DATA SUPPLIED.
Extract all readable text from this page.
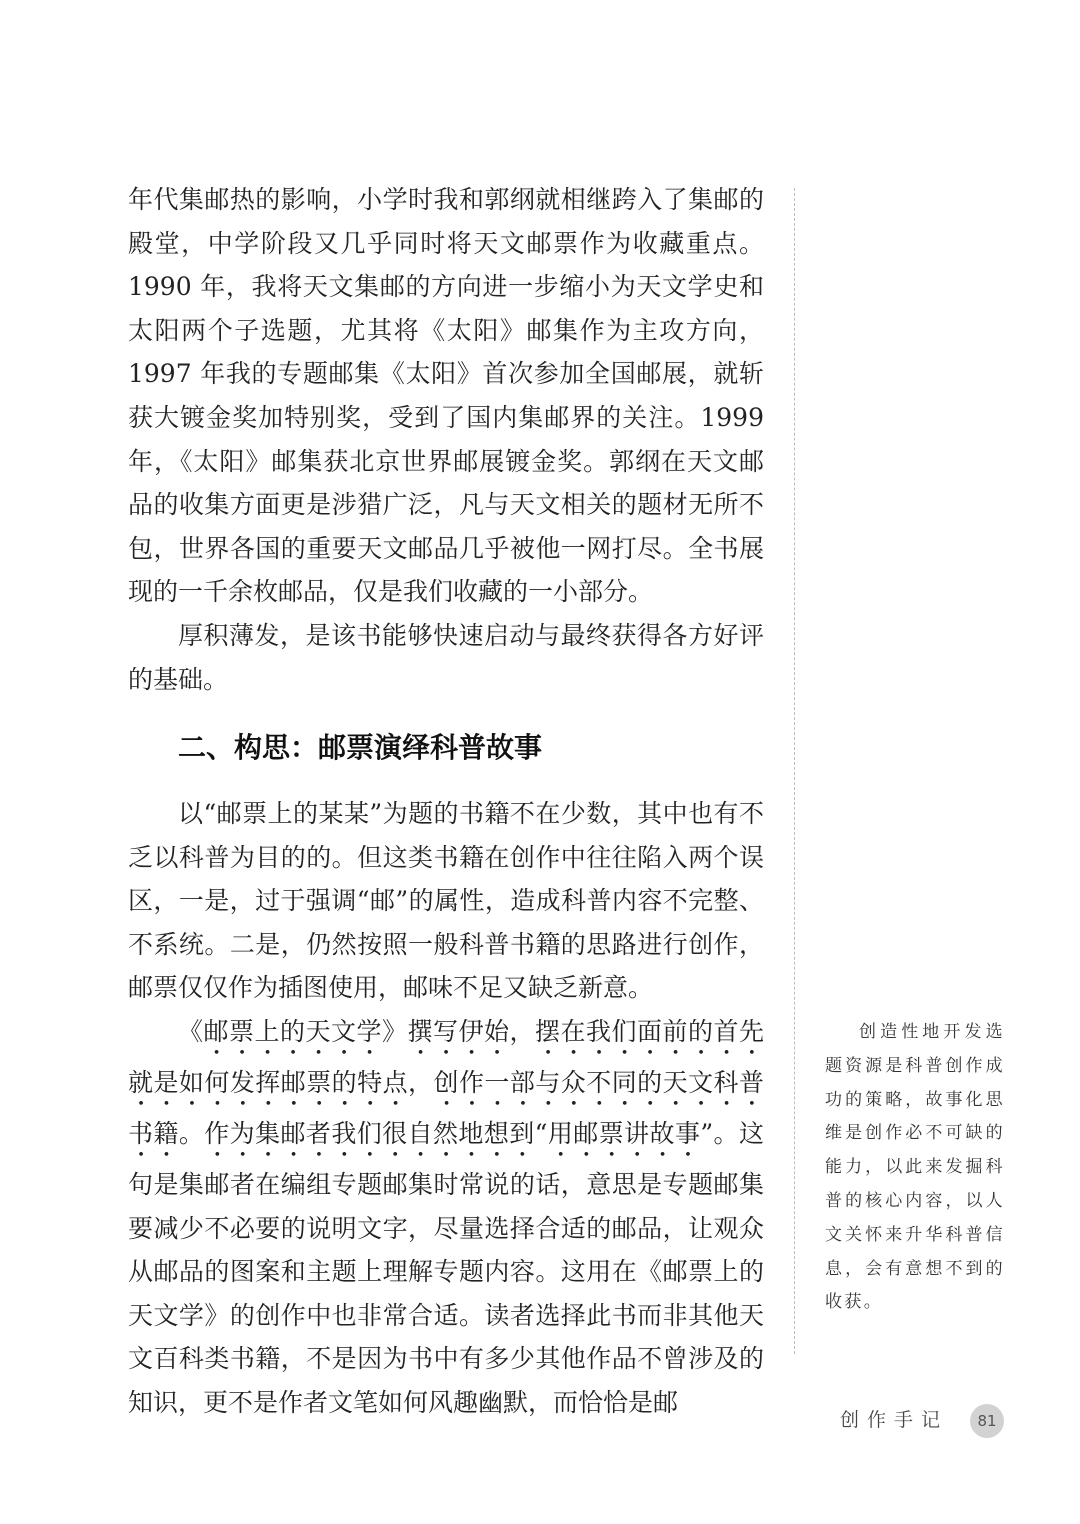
年代集邮热的影响，小学时我和郭纲就相继跨入了集邮的殿堂，中学阶段又几乎同时将天文邮票作为收藏重点。1990 年，我将天文集邮的方向进一步缩小为天文学史和太阳两个子选题，尤其将《太阳》邮集作为主攻方向，1997 年我的专题邮集《太阳》首次参加全国邮展，就斩获大镀金奖加特别奖，受到了国内集邮界的关注。1999 年，《太阳》邮集获北京世界邮展镀金奖。郭纲在天文邮品的收集方面更是涉猎广泛，凡与天文相关的题材无所不包，世界各国的重要天文邮品几乎被他一网打尽。全书展现的一千余枚邮品，仅是我们收藏的一小部分。

厚积薄发，是该书能够快速启动与最终获得各方好评的基础。

二、构思：邮票演绎科普故事

以“邮票上的某某”为题的书籍不在少数，其中也有不乏以科普为目的的。但这类书籍在创作中往往陷入两个误区，一是，过于强调“邮”的属性，造成科普内容不完整、不系统。二是，仍然按照一般科普书籍的思路进行创作，邮票仅仅作为插图使用，邮味不足又缺乏新意。

《邮票上的天文学》撰写伊始，摆在我们面前的首先就是如何发挥邮票的特点，创作一部与众不同的天文科普书籍。作为集邮者我们很自然地想到“用邮票讲故事”。这句是集邮者在编组专题邮集时常说的话，意思是专题邮集要减少不必要的说明文字，尽量选择合适的邮品，让观众从邮品的图案和主题上理解专题内容。这用在《邮票上的天文学》的创作中也非常合适。读者选择此书而非其他天文百科类书籍，不是因为书中有多少其他作品不曾涉及的知识，更不是作者文笔如何风趣幽默，而恰恰是邮

创造性地开发选题资源是科普创作成功的策略，故事化思维是创作必不可缺的能力，以此来发掘科普的核心内容，以人文关怀来升华科普信息，会有意想不到的收获。

创作手记	81
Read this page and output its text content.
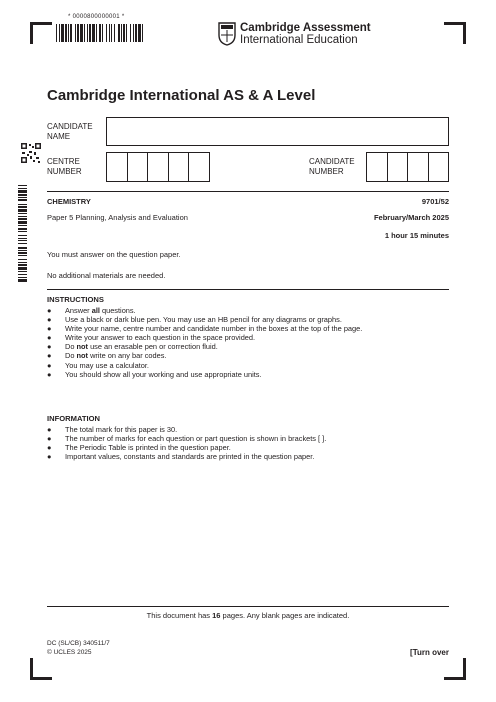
* 0000800000001 *
Cambridge Assessment
International Education
Cambridge International AS & A Level
CANDIDATE
NAME
CENTRE
NUMBER
CANDIDATE
NUMBER
CHEMISTRY	9701/52
Paper 5 Planning, Analysis and Evaluation	February/March 2025
1 hour 15 minutes
You must answer on the question paper.
No additional materials are needed.
INSTRUCTIONS
● Answer all questions.
● Use a black or dark blue pen. You may use an HB pencil for any diagrams or graphs.
● Write your name, centre number and candidate number in the boxes at the top of the page.
● Write your answer to each question in the space provided.
● Do not use an erasable pen or correction fluid.
● Do not write on any bar codes.
● You may use a calculator.
● You should show all your working and use appropriate units.
INFORMATION
● The total mark for this paper is 30.
● The number of marks for each question or part question is shown in brackets [ ].
● The Periodic Table is printed in the question paper.
● Important values, constants and standards are printed in the question paper.
This document has 16 pages. Any blank pages are indicated.
DC (SL/CB) 340511/7
© UCLES 2025	[Turn over
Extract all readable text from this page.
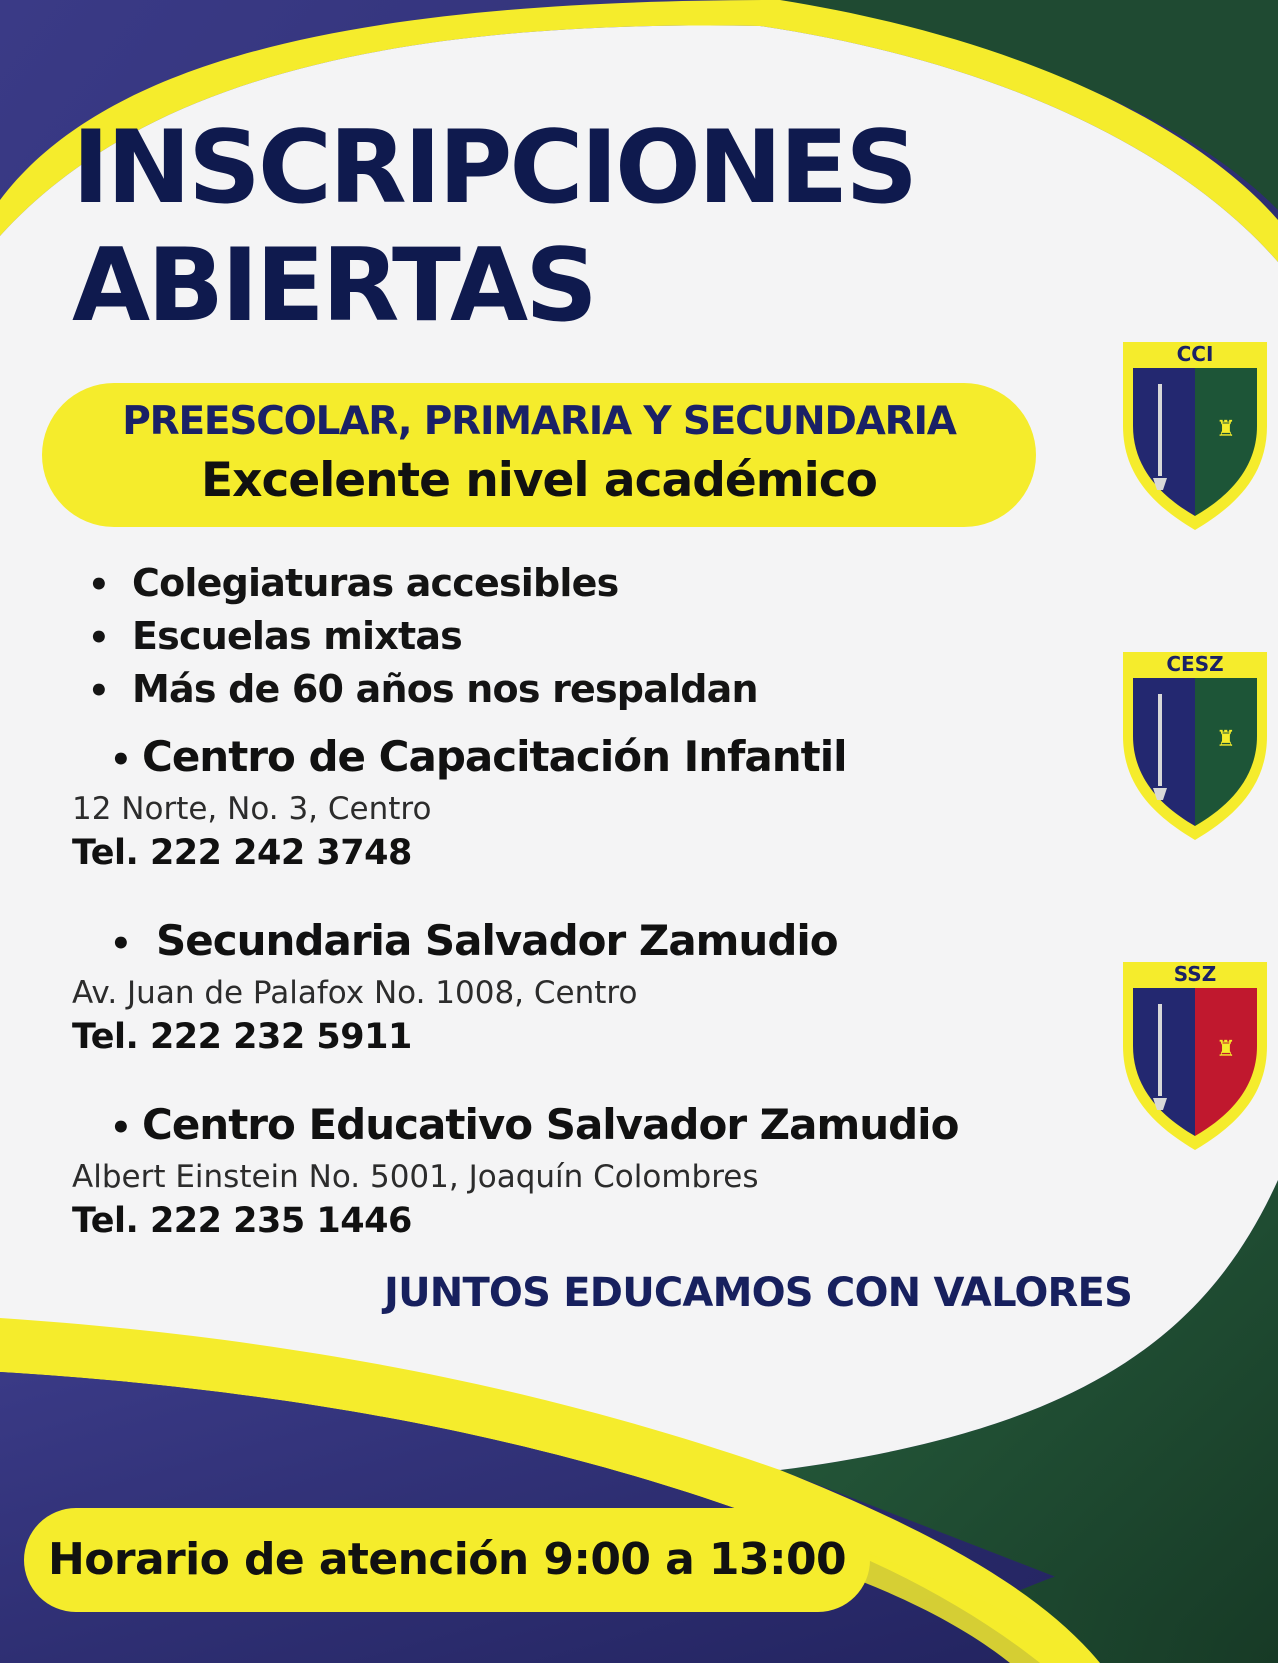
INSCRIPCIONES
ABIERTAS
PREESCOLAR, PRIMARIA Y SECUNDARIA
Excelente nivel académico
• Colegiaturas accesibles
• Escuelas mixtas
• Más de 60 años nos respaldan
• Centro de Capacitación Infantil
12 Norte, No. 3, Centro
Tel. 222 242 3748
• Secundaria Salvador Zamudio
Av. Juan de Palafox No. 1008, Centro
Tel. 222 232 5911
• Centro Educativo Salvador Zamudio
Albert Einstein No. 5001, Joaquín Colombres
Tel. 222 235 1446
JUNTOS EDUCAMOS CON VALORES
Horario de atención 9:00 a 13:00
♜
CCI
♜
CESZ
♜
SSZ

DO THIS.
Reproduce the full material exactly, excluding the pictures.

EXERCISE RESPONSE.
Extract all readable text from this page.
年代集邮热的影响，小学时我和郭纲就相继跨入了集邮的殿堂，中学阶段又几乎同时将天文邮票作为收藏重点。1990 年，我将天文集邮的方向进一步缩小为天文学史和太阳两个子选题，尤其将《太阳》邮集作为主攻方向，1997 年我的专题邮集《太阳》首次参加全国邮展，就斩获大镀金奖加特别奖，受到了国内集邮界的关注。1999 年，《太阳》邮集获北京世界邮展镀金奖。郭纲在天文邮品的收集方面更是涉猎广泛，凡与天文相关的题材无所不包，世界各国的重要天文邮品几乎被他一网打尽。全书展现的一千余枚邮品，仅是我们收藏的一小部分。

厚积薄发，是该书能够快速启动与最终获得各方好评的基础。

二、构思：邮票演绎科普故事

以“邮票上的某某”为题的书籍不在少数，其中也有不乏以科普为目的的。但这类书籍在创作中往往陷入两个误区，一是，过于强调“邮”的属性，造成科普内容不完整、不系统。二是，仍然按照一般科普书籍的思路进行创作，邮票仅仅作为插图使用，邮味不足又缺乏新意。

《邮票上的天文学》撰写伊始，摆在我们面前的首先就是如何发挥邮票的特点，创作一部与众不同的天文科普书籍。作为集邮者我们很自然地想到“用邮票讲故事”。这句是集邮者在编组专题邮集时常说的话，意思是专题邮集要减少不必要的说明文字，尽量选择合适的邮品，让观众从邮品的图案和主题上理解专题内容。这用在《邮票上的天文学》的创作中也非常合适。读者选择此书而非其他天文百科类书籍，不是因为书中有多少其他作品不曾涉及的知识，更不是作者文笔如何风趣幽默，而恰恰是邮

创造性地开发选题资源是科普创作成功的策略，故事化思维是创作必不可缺的能力，以此来发掘科普的核心内容，以人文关怀来升华科普信息，会有意想不到的收获。

创作手记	81
Read this page and output its text content.
* 0000800000001 *
Cambridge Assessment
International Education
Cambridge International AS & A Level
CANDIDATE
NAME
CENTRE
NUMBER
CANDIDATE
NUMBER
CHEMISTRY	9701/52
Paper 5 Planning, Analysis and Evaluation	February/March 2025
1 hour 15 minutes
You must answer on the question paper.
No additional materials are needed.
INSTRUCTIONS
● Answer all questions.
● Use a black or dark blue pen. You may use an HB pencil for any diagrams or graphs.
● Write your name, centre number and candidate number in the boxes at the top of the page.
● Write your answer to each question in the space provided.
● Do not use an erasable pen or correction fluid.
● Do not write on any bar codes.
● You may use a calculator.
● You should show all your working and use appropriate units.
INFORMATION
● The total mark for this paper is 30.
● The number of marks for each question or part question is shown in brackets [ ].
● The Periodic Table is printed in the question paper.
● Important values, constants and standards are printed in the question paper.
This document has 16 pages. Any blank pages are indicated.
DC (SL/CB) 340511/7
© UCLES 2025	[Turn over
Extract all readable text from this page.
INSCRIPCIONES
ABIERTAS
PREESCOLAR, PRIMARIA Y SECUNDARIA
Excelente nivel académico
• Colegiaturas accesibles
• Escuelas mixtas
• Más de 60 años nos respaldan
• Centro de Capacitación Infantil
12 Norte, No. 3, Centro
Tel. 222 242 3748
• Secundaria Salvador Zamudio
Av. Juan de Palafox No. 1008, Centro
Tel. 222 232 5911
• Centro Educativo Salvador Zamudio
Albert Einstein No. 5001, Joaquín Colombres
Tel. 222 235 1446
JUNTOS EDUCAMOS CON VALORES
Horario de atención 9:00 a 13:00
♜
CCI
♜
CESZ
♜
SSZ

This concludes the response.